WORK TO BE COMPLETED => Write out the rows as a numbered list, from the first row through the line containing "640, 670, 840]", with both ends included and blank lines left out.

Labeled box rows:
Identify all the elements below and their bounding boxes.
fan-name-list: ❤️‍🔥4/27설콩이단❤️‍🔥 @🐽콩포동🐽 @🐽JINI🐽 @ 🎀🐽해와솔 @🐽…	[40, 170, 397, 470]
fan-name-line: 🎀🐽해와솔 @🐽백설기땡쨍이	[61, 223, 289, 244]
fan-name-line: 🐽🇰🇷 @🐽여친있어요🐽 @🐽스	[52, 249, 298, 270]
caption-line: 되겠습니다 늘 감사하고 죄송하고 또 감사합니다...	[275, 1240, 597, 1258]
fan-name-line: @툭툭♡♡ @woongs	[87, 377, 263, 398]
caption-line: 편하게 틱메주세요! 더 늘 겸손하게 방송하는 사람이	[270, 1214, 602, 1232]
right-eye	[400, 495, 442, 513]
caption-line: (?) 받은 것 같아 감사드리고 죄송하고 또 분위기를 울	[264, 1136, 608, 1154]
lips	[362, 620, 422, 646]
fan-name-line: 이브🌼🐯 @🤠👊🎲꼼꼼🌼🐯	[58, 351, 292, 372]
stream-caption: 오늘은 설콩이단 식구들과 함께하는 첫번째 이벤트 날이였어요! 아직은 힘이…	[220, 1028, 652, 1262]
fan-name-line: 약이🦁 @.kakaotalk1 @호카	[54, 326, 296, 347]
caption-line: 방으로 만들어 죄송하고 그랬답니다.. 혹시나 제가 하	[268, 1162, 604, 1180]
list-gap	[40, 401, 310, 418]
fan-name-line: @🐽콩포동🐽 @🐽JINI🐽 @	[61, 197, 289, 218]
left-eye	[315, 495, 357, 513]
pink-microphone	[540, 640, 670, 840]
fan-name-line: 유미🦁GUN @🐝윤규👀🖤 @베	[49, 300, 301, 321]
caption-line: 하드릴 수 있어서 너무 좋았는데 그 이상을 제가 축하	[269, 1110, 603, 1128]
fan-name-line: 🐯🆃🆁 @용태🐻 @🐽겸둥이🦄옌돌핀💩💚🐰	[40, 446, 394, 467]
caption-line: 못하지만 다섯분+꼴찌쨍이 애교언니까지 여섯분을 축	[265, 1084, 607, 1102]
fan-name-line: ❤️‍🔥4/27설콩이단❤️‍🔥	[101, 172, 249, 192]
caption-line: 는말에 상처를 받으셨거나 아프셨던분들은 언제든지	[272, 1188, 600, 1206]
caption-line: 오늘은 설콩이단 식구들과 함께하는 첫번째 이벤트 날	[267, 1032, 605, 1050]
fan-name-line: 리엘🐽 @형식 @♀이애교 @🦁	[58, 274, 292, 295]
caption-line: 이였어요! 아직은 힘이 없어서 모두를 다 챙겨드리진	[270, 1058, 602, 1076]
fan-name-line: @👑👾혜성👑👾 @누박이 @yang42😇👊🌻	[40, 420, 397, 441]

ANSWER TO THIS TASK =>
1. Identify all the elements below and their bounding boxes.
2. fan-name-list: ❤️‍🔥4/27설콩이단❤️‍🔥 @🐽콩포동🐽 @🐽JINI🐽 @ 🎀🐽해와솔 @🐽…	[40, 170, 397, 470]
3. fan-name-line: 🎀🐽해와솔 @🐽백설기땡쨍이	[61, 223, 289, 244]
4. fan-name-line: 🐽🇰🇷 @🐽여친있어요🐽 @🐽스	[52, 249, 298, 270]
5. caption-line: 되겠습니다 늘 감사하고 죄송하고 또 감사합니다...	[275, 1240, 597, 1258]
6. fan-name-line: @툭툭♡♡ @woongs	[87, 377, 263, 398]
7. caption-line: 편하게 틱메주세요! 더 늘 겸손하게 방송하는 사람이	[270, 1214, 602, 1232]
8. right-eye	[400, 495, 442, 513]
9. caption-line: (?) 받은 것 같아 감사드리고 죄송하고 또 분위기를 울	[264, 1136, 608, 1154]
10. lips	[362, 620, 422, 646]
11. fan-name-line: 이브🌼🐯 @🤠👊🎲꼼꼼🌼🐯	[58, 351, 292, 372]
12. stream-caption: 오늘은 설콩이단 식구들과 함께하는 첫번째 이벤트 날이였어요! 아직은 힘이…	[220, 1028, 652, 1262]
13. fan-name-line: 약이🦁 @.kakaotalk1 @호카	[54, 326, 296, 347]
14. caption-line: 방으로 만들어 죄송하고 그랬답니다.. 혹시나 제가 하	[268, 1162, 604, 1180]
15. list-gap	[40, 401, 310, 418]
16. fan-name-line: @🐽콩포동🐽 @🐽JINI🐽 @	[61, 197, 289, 218]
17. left-eye	[315, 495, 357, 513]
18. pink-microphone	[540, 640, 670, 840]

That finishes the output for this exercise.